>> Start

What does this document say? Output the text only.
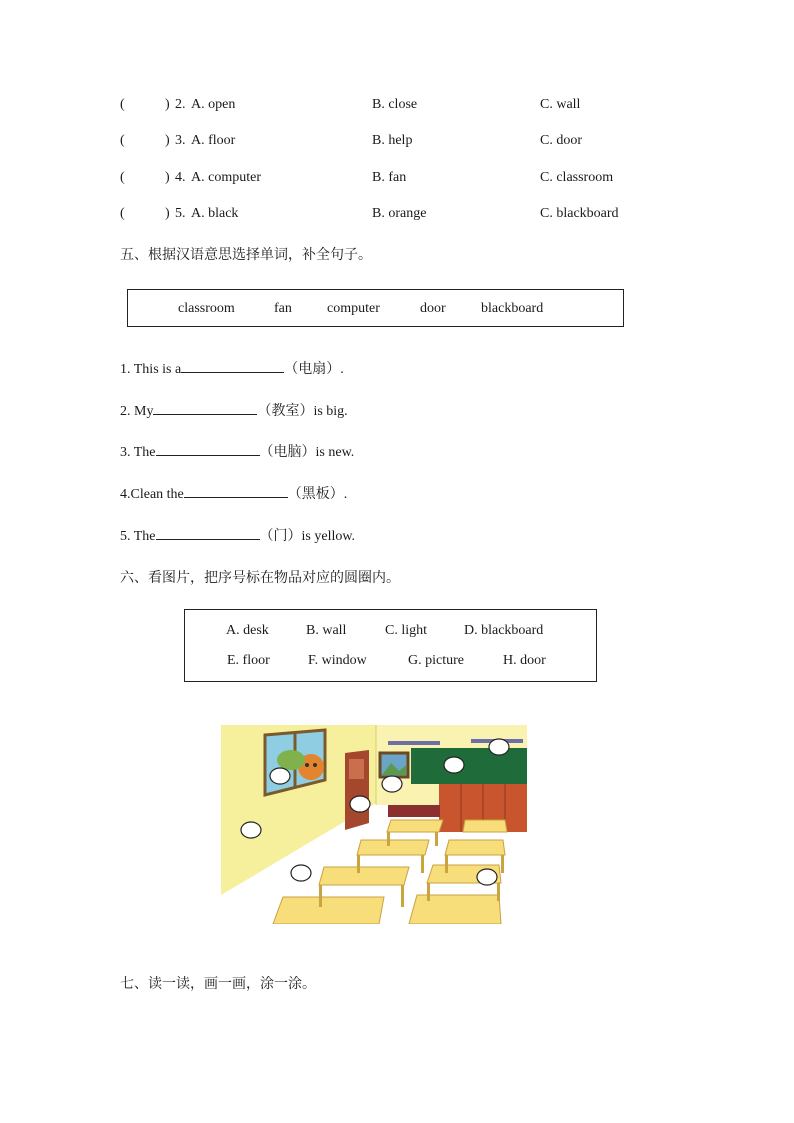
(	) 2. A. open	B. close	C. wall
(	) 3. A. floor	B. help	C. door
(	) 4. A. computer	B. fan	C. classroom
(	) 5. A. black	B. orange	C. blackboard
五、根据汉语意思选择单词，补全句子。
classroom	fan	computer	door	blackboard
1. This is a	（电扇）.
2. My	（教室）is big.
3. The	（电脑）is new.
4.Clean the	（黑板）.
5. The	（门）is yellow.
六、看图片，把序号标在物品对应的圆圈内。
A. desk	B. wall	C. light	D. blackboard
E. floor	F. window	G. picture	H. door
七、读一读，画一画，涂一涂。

>> End

— EXERCISE GOAL —
Without including the pictures, return each record above exactly as it stands.

— RESPONSE TO THIS EXERCISE —
What does this document say? Output the text only.
(	) 2. A. open	B. close	C. wall
(	) 3. A. floor	B. help	C. door
(	) 4. A. computer	B. fan	C. classroom
(	) 5. A. black	B. orange	C. blackboard
五、根据汉语意思选择单词，补全句子。
classroom	fan	computer	door	blackboard
1. This is a	（电扇）.
2. My	（教室）is big.
3. The	（电脑）is new.
4.Clean the	（黑板）.
5. The	（门）is yellow.
六、看图片，把序号标在物品对应的圆圈内。
A. desk	B. wall	C. light	D. blackboard
E. floor	F. window	G. picture	H. door
七、读一读，画一画，涂一涂。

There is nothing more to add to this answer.